Dataset items
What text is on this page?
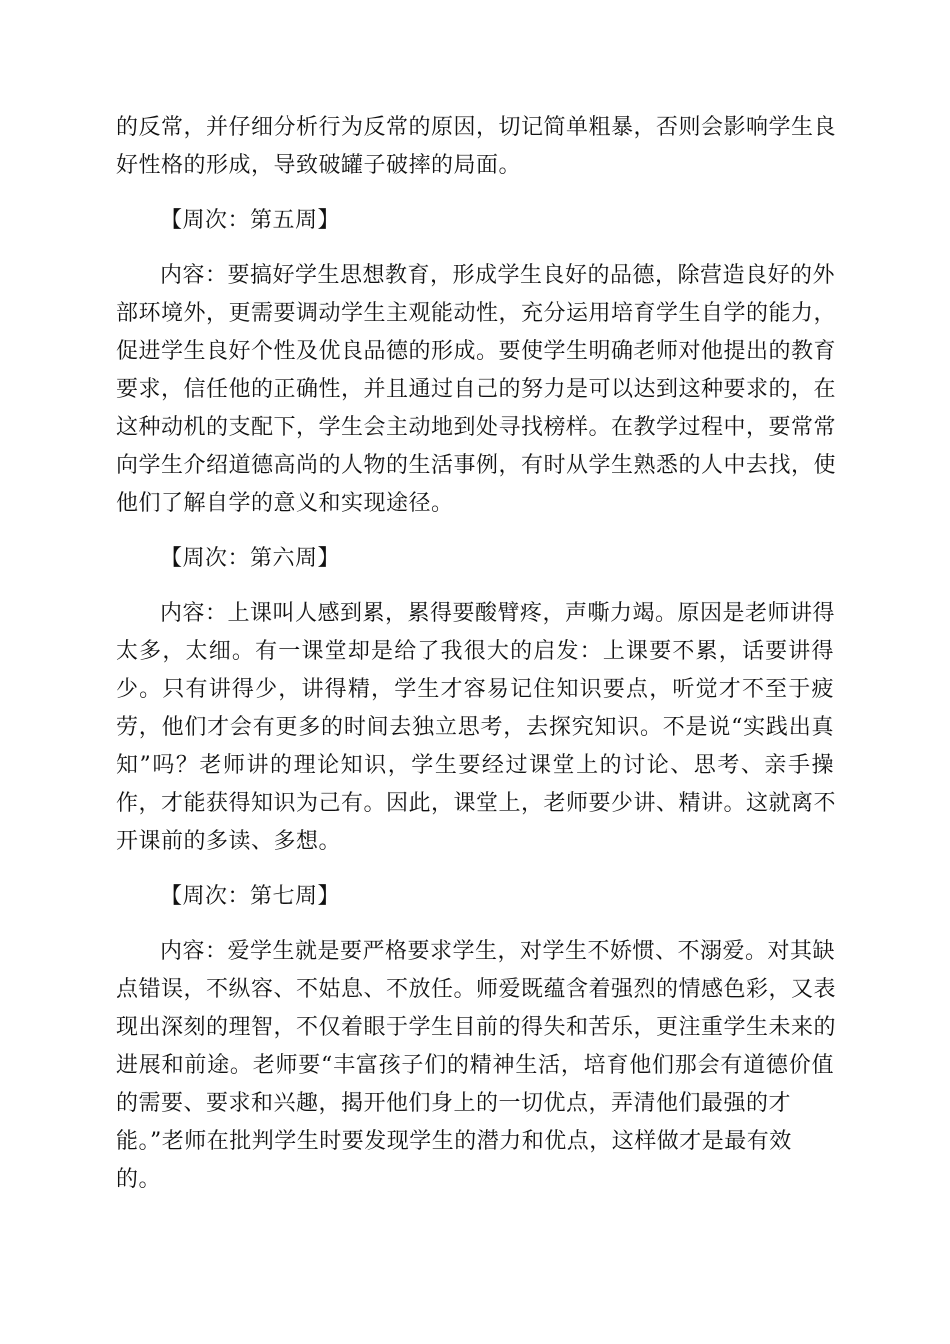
的反常，并仔细分析行为反常的原因，切记简单粗暴，否则会影响学生良
好性格的形成，导致破罐子破摔的局面。
【周次：第五周】
内容：要搞好学生思想教育，形成学生良好的品德，除营造良好的外
部环境外，更需要调动学生主观能动性，充分运用培育学生自学的能力，
促进学生良好个性及优良品德的形成。要使学生明确老师对他提出的教育
要求，信任他的正确性，并且通过自己的努力是可以达到这种要求的，在
这种动机的支配下，学生会主动地到处寻找榜样。在教学过程中，要常常
向学生介绍道德高尚的人物的生活事例，有时从学生熟悉的人中去找，使
他们了解自学的意义和实现途径。
【周次：第六周】
内容：上课叫人感到累，累得要酸臂疼，声嘶力竭。原因是老师讲得
太多，太细。有一课堂却是给了我很大的启发：上课要不累，话要讲得
少。只有讲得少，讲得精，学生才容易记住知识要点，听觉才不至于疲
劳，他们才会有更多的时间去独立思考，去探究知识。不是说“实践出真
知”吗？老师讲的理论知识，学生要经过课堂上的讨论、思考、亲手操
作，才能获得知识为己有。因此，课堂上，老师要少讲、精讲。这就离不
开课前的多读、多想。
【周次：第七周】
内容：爱学生就是要严格要求学生，对学生不娇惯、不溺爱。对其缺
点错误，不纵容、不姑息、不放任。师爱既蕴含着强烈的情感色彩，又表
现出深刻的理智，不仅着眼于学生目前的得失和苦乐，更注重学生未来的
进展和前途。老师要“丰富孩子们的精神生活，培育他们那会有道德价值
的需要、要求和兴趣，揭开他们身上的一切优点，弄清他们最强的才
能。”老师在批判学生时要发现学生的潜力和优点，这样做才是最有效
的。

— Aim of the task —
Write out the full set of lines verbatim, without the pictures.

— The output —
What text is on this page?
的反常，并仔细分析行为反常的原因，切记简单粗暴，否则会影响学生良
好性格的形成，导致破罐子破摔的局面。
【周次：第五周】
内容：要搞好学生思想教育，形成学生良好的品德，除营造良好的外
部环境外，更需要调动学生主观能动性，充分运用培育学生自学的能力，
促进学生良好个性及优良品德的形成。要使学生明确老师对他提出的教育
要求，信任他的正确性，并且通过自己的努力是可以达到这种要求的，在
这种动机的支配下，学生会主动地到处寻找榜样。在教学过程中，要常常
向学生介绍道德高尚的人物的生活事例，有时从学生熟悉的人中去找，使
他们了解自学的意义和实现途径。
【周次：第六周】
内容：上课叫人感到累，累得要酸臂疼，声嘶力竭。原因是老师讲得
太多，太细。有一课堂却是给了我很大的启发：上课要不累，话要讲得
少。只有讲得少，讲得精，学生才容易记住知识要点，听觉才不至于疲
劳，他们才会有更多的时间去独立思考，去探究知识。不是说“实践出真
知”吗？老师讲的理论知识，学生要经过课堂上的讨论、思考、亲手操
作，才能获得知识为己有。因此，课堂上，老师要少讲、精讲。这就离不
开课前的多读、多想。
【周次：第七周】
内容：爱学生就是要严格要求学生，对学生不娇惯、不溺爱。对其缺
点错误，不纵容、不姑息、不放任。师爱既蕴含着强烈的情感色彩，又表
现出深刻的理智，不仅着眼于学生目前的得失和苦乐，更注重学生未来的
进展和前途。老师要“丰富孩子们的精神生活，培育他们那会有道德价值
的需要、要求和兴趣，揭开他们身上的一切优点，弄清他们最强的才
能。”老师在批判学生时要发现学生的潜力和优点，这样做才是最有效
的。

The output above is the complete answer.